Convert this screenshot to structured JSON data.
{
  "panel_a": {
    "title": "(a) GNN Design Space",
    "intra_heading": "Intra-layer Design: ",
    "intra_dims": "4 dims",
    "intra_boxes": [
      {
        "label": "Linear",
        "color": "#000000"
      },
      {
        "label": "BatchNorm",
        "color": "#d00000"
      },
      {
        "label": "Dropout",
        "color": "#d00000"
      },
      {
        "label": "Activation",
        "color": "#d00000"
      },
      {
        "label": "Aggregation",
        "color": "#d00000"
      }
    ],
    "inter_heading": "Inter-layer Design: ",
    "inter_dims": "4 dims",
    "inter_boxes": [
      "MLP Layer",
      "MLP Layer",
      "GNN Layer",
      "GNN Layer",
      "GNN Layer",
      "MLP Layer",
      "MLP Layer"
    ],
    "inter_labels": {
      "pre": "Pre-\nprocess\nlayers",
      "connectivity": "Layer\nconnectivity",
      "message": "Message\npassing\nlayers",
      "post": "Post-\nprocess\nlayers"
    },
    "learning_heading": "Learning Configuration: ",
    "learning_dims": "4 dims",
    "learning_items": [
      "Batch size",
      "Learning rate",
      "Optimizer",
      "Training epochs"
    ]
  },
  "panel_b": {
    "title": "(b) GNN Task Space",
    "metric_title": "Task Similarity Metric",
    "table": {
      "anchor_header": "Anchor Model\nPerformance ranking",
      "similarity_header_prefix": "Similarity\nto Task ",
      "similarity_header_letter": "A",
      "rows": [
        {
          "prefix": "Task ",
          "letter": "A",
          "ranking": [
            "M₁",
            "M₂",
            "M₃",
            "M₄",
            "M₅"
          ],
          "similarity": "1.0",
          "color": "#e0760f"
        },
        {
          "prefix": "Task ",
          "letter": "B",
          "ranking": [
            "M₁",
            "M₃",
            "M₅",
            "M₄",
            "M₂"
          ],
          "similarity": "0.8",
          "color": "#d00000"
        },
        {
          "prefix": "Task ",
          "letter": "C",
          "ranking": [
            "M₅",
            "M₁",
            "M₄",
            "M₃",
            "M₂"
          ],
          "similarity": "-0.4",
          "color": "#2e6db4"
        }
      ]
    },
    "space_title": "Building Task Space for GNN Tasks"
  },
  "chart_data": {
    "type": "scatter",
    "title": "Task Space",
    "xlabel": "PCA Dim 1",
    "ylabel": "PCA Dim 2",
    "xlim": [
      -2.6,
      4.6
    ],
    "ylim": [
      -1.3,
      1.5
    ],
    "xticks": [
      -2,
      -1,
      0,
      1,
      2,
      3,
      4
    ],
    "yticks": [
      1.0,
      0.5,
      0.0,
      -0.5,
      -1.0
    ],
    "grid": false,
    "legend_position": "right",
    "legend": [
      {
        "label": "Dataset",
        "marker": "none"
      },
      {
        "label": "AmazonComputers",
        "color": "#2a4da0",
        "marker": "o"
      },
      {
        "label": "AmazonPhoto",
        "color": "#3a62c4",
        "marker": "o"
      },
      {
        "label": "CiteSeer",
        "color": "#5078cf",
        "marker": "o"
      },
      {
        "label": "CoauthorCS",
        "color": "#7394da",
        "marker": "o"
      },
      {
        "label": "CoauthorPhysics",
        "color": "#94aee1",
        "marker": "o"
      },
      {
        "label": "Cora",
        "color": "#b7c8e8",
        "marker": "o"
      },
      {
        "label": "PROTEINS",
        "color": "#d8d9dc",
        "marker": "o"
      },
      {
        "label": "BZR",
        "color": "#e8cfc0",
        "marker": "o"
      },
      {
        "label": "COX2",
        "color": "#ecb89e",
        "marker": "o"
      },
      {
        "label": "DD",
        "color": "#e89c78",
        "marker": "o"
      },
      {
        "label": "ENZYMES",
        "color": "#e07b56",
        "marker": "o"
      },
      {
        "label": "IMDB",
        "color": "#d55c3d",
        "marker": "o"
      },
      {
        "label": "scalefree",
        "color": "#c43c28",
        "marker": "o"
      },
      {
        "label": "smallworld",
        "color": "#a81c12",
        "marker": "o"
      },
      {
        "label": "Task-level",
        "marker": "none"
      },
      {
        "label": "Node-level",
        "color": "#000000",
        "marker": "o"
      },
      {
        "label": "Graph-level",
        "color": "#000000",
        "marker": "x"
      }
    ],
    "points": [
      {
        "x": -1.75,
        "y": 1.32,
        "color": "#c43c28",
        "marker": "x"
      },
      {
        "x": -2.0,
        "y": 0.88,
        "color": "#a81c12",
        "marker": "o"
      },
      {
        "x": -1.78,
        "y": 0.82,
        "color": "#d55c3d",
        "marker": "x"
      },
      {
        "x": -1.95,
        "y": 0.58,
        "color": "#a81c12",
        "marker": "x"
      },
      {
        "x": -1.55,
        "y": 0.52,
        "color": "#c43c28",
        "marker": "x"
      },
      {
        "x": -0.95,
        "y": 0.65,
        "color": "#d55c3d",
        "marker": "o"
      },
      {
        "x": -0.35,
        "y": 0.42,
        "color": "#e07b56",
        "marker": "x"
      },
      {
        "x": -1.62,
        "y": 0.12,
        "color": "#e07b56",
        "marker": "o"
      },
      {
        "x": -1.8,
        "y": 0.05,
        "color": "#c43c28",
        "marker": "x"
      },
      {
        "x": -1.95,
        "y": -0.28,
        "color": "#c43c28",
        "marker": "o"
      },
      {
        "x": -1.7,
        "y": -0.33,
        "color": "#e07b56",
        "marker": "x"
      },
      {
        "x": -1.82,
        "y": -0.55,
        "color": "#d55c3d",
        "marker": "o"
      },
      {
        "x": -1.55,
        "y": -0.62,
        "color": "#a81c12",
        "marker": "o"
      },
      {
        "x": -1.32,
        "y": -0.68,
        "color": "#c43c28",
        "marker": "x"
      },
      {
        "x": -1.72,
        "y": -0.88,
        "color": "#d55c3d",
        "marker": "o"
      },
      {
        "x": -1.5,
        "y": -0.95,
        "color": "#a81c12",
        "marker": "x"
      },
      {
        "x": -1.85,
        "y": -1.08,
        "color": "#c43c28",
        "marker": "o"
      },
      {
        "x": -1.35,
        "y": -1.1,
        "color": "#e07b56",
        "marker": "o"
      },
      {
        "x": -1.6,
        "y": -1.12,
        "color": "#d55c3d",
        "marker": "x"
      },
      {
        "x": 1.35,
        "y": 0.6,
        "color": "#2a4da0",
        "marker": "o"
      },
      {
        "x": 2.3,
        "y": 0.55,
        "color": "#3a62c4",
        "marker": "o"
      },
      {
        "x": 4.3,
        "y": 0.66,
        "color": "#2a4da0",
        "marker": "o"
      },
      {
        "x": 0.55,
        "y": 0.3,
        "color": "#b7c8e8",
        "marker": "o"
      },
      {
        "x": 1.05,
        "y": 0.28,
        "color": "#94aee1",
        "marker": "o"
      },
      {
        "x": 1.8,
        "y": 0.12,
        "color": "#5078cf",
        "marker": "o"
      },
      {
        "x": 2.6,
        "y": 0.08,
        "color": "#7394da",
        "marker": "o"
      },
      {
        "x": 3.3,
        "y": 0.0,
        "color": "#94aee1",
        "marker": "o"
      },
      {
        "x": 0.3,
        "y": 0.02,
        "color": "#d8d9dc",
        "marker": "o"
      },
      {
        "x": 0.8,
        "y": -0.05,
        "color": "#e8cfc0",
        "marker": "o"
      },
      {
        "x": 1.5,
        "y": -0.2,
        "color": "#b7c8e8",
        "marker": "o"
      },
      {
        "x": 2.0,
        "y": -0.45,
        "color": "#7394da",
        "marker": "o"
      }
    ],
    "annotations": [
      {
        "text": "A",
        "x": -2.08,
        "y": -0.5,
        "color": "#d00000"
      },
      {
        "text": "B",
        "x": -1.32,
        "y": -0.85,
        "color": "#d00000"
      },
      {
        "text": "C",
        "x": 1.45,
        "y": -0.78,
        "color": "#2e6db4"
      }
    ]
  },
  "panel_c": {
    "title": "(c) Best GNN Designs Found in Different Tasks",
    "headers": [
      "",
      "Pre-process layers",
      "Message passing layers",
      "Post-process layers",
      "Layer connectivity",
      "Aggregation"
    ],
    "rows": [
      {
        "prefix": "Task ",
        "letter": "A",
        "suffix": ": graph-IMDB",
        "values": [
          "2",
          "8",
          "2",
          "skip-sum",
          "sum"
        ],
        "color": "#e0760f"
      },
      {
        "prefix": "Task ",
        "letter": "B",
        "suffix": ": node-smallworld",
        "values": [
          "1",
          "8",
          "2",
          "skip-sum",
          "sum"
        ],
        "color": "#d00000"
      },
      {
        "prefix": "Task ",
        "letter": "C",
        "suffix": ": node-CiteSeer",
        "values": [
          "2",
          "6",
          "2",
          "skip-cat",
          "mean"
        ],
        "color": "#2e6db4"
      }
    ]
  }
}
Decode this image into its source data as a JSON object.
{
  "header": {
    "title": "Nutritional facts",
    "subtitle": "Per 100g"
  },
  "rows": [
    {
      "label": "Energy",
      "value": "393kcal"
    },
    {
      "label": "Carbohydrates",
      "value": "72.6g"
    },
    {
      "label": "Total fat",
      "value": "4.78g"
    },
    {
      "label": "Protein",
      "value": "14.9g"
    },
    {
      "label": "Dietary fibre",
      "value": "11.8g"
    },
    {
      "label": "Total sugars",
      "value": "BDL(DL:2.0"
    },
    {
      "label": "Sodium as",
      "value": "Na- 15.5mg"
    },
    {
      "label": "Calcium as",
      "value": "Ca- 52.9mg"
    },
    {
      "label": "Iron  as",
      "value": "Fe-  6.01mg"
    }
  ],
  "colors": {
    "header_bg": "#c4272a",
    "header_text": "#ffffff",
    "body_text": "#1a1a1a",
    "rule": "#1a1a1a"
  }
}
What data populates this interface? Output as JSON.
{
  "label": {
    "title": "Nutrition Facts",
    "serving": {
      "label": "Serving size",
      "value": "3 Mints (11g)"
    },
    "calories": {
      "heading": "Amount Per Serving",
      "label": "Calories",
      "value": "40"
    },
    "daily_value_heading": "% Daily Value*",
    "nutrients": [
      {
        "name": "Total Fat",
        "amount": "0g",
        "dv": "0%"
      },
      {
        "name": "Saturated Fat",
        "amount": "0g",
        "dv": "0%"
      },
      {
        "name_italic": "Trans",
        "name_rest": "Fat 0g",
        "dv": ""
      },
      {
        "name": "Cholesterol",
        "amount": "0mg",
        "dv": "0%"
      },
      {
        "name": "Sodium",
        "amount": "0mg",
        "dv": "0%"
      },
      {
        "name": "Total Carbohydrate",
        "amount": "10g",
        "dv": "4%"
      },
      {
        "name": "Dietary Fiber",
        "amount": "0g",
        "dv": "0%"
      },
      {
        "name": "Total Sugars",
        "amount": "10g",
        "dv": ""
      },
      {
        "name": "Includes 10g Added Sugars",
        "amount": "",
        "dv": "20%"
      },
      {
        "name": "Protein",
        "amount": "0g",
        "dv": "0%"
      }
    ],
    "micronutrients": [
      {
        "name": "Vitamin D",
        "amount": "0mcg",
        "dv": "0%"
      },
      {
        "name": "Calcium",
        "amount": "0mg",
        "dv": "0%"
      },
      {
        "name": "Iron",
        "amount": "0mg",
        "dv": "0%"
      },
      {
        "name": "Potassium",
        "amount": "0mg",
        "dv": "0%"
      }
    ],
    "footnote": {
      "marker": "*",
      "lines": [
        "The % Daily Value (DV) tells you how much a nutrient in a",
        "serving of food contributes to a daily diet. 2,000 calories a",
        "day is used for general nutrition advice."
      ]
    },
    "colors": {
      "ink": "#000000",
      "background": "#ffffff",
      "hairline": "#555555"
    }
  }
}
——————————
* **Problem**: Working through the entries line by line, count those containing "smallworld" and report only the number.

* **Response to this task**: 2